Dataset records
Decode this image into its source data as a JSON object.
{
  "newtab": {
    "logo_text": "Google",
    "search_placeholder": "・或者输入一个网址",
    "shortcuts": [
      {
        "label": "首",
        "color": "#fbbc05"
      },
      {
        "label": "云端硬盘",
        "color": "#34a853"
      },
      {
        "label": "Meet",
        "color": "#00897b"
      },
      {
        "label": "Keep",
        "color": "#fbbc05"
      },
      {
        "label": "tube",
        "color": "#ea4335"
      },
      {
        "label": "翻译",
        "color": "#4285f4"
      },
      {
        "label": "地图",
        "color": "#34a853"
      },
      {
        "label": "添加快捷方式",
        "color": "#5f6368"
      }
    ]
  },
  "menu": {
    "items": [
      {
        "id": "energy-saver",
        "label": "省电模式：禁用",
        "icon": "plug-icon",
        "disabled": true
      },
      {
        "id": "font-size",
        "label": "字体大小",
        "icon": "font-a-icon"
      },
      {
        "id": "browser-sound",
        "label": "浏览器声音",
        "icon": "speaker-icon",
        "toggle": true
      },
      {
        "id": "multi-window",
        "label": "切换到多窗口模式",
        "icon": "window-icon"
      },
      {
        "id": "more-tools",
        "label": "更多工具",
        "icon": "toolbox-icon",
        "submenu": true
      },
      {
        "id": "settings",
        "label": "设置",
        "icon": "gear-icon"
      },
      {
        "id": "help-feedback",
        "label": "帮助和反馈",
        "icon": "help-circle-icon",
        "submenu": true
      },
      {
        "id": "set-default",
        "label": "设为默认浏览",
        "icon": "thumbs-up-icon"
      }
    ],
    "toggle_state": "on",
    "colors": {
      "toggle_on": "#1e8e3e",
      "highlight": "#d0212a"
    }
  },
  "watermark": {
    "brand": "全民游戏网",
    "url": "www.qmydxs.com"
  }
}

● **What you should do**: Copy all the records above precisely.

● **Task answer**:
Decode this image into its source data as a JSON object.
{
  "newtab": {
    "logo_text": "Google",
    "search_placeholder": "・或者输入一个网址",
    "shortcuts": [
      {
        "label": "首",
        "color": "#fbbc05"
      },
      {
        "label": "云端硬盘",
        "color": "#34a853"
      },
      {
        "label": "Meet",
        "color": "#00897b"
      },
      {
        "label": "Keep",
        "color": "#fbbc05"
      },
      {
        "label": "tube",
        "color": "#ea4335"
      },
      {
        "label": "翻译",
        "color": "#4285f4"
      },
      {
        "label": "地图",
        "color": "#34a853"
      },
      {
        "label": "添加快捷方式",
        "color": "#5f6368"
      }
    ]
  },
  "menu": {
    "items": [
      {
        "id": "energy-saver",
        "label": "省电模式：禁用",
        "icon": "plug-icon",
        "disabled": true
      },
      {
        "id": "font-size",
        "label": "字体大小",
        "icon": "font-a-icon"
      },
      {
        "id": "browser-sound",
        "label": "浏览器声音",
        "icon": "speaker-icon",
        "toggle": true
      },
      {
        "id": "multi-window",
        "label": "切换到多窗口模式",
        "icon": "window-icon"
      },
      {
        "id": "more-tools",
        "label": "更多工具",
        "icon": "toolbox-icon",
        "submenu": true
      },
      {
        "id": "settings",
        "label": "设置",
        "icon": "gear-icon"
      },
      {
        "id": "help-feedback",
        "label": "帮助和反馈",
        "icon": "help-circle-icon",
        "submenu": true
      },
      {
        "id": "set-default",
        "label": "设为默认浏览",
        "icon": "thumbs-up-icon"
      }
    ],
    "toggle_state": "on",
    "colors": {
      "toggle_on": "#1e8e3e",
      "highlight": "#d0212a"
    }
  },
  "watermark": {
    "brand": "全民游戏网",
    "url": "www.qmydxs.com"
  }
}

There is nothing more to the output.